Omit every picture, then give all the entries again exactly.

start Input rows

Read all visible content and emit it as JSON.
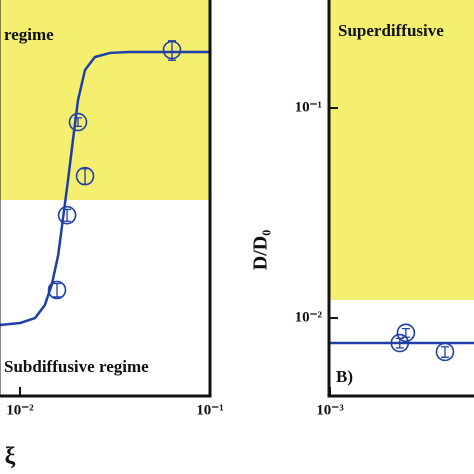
{
  "chart_data": [
    {
      "type": "scatter",
      "xlabel": "ξ",
      "log_x": true,
      "log_y": true,
      "xlim": [
        0.00785,
        0.1
      ],
      "ylim": [
        0.0043,
        0.327
      ],
      "xticks": [
        {
          "value": 0.01,
          "label": "10⁻²"
        },
        {
          "value": 0.1,
          "label": "10⁻¹"
        }
      ],
      "yticks": [],
      "shaded_above": 0.0365,
      "shade_color": "#f4ef6e",
      "annotations": [
        "regime",
        "Subdiffusive regime"
      ],
      "line": {
        "color": "#1f3fa8",
        "x": [
          0.00785,
          0.01,
          0.012,
          0.0135,
          0.0147,
          0.0159,
          0.0168,
          0.0179,
          0.019,
          0.0202,
          0.022,
          0.0248,
          0.0298,
          0.0379,
          0.1
        ],
        "values": [
          0.00927,
          0.00947,
          0.01,
          0.0115,
          0.0144,
          0.02,
          0.0293,
          0.0454,
          0.0704,
          0.109,
          0.152,
          0.175,
          0.183,
          0.185,
          0.185
        ]
      },
      "points": {
        "color": "#1f3fa8",
        "x": [
          0.01566,
          0.0177,
          0.022,
          0.0202,
          0.0631
        ],
        "values": [
          0.0136,
          0.0309,
          0.0474,
          0.0858,
          0.189
        ],
        "errors": [
          0.001,
          0.002,
          0.004,
          0.004,
          0.02
        ]
      }
    },
    {
      "type": "scatter",
      "ylabel": "D/D₀",
      "log_x": true,
      "log_y": true,
      "xlim": [
        0.001,
        0.00573
      ],
      "ylim": [
        0.0043,
        0.327
      ],
      "xticks": [
        {
          "value": 0.001,
          "label": "10⁻³"
        }
      ],
      "yticks": [
        {
          "value": 0.01,
          "label": "10⁻²"
        },
        {
          "value": 0.1,
          "label": "10⁻¹"
        }
      ],
      "shaded_above": 0.0122,
      "shade_color": "#f4ef6e",
      "annotations": [
        "Superdiffusive",
        "B)"
      ],
      "line": {
        "color": "#1f3fa8",
        "x": [
          0.001,
          0.00573
        ],
        "values": [
          0.0076,
          0.0076
        ]
      },
      "points": {
        "color": "#1f3fa8",
        "x": [
          0.00233,
          0.00251,
          0.00403
        ],
        "values": [
          0.0076,
          0.0085,
          0.0069
        ],
        "errors": [
          0.0004,
          0.0004,
          0.0004
        ]
      }
    }
  ]
}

end Input rows

**Problem solution**
Read all visible content and emit it as JSON.
{
  "chart_data": [
    {
      "type": "scatter",
      "xlabel": "ξ",
      "log_x": true,
      "log_y": true,
      "xlim": [
        0.00785,
        0.1
      ],
      "ylim": [
        0.0043,
        0.327
      ],
      "xticks": [
        {
          "value": 0.01,
          "label": "10⁻²"
        },
        {
          "value": 0.1,
          "label": "10⁻¹"
        }
      ],
      "yticks": [],
      "shaded_above": 0.0365,
      "shade_color": "#f4ef6e",
      "annotations": [
        "regime",
        "Subdiffusive regime"
      ],
      "line": {
        "color": "#1f3fa8",
        "x": [
          0.00785,
          0.01,
          0.012,
          0.0135,
          0.0147,
          0.0159,
          0.0168,
          0.0179,
          0.019,
          0.0202,
          0.022,
          0.0248,
          0.0298,
          0.0379,
          0.1
        ],
        "values": [
          0.00927,
          0.00947,
          0.01,
          0.0115,
          0.0144,
          0.02,
          0.0293,
          0.0454,
          0.0704,
          0.109,
          0.152,
          0.175,
          0.183,
          0.185,
          0.185
        ]
      },
      "points": {
        "color": "#1f3fa8",
        "x": [
          0.01566,
          0.0177,
          0.022,
          0.0202,
          0.0631
        ],
        "values": [
          0.0136,
          0.0309,
          0.0474,
          0.0858,
          0.189
        ],
        "errors": [
          0.001,
          0.002,
          0.004,
          0.004,
          0.02
        ]
      }
    },
    {
      "type": "scatter",
      "ylabel": "D/D₀",
      "log_x": true,
      "log_y": true,
      "xlim": [
        0.001,
        0.00573
      ],
      "ylim": [
        0.0043,
        0.327
      ],
      "xticks": [
        {
          "value": 0.001,
          "label": "10⁻³"
        }
      ],
      "yticks": [
        {
          "value": 0.01,
          "label": "10⁻²"
        },
        {
          "value": 0.1,
          "label": "10⁻¹"
        }
      ],
      "shaded_above": 0.0122,
      "shade_color": "#f4ef6e",
      "annotations": [
        "Superdiffusive",
        "B)"
      ],
      "line": {
        "color": "#1f3fa8",
        "x": [
          0.001,
          0.00573
        ],
        "values": [
          0.0076,
          0.0076
        ]
      },
      "points": {
        "color": "#1f3fa8",
        "x": [
          0.00233,
          0.00251,
          0.00403
        ],
        "values": [
          0.0076,
          0.0085,
          0.0069
        ],
        "errors": [
          0.0004,
          0.0004,
          0.0004
        ]
      }
    }
  ]
}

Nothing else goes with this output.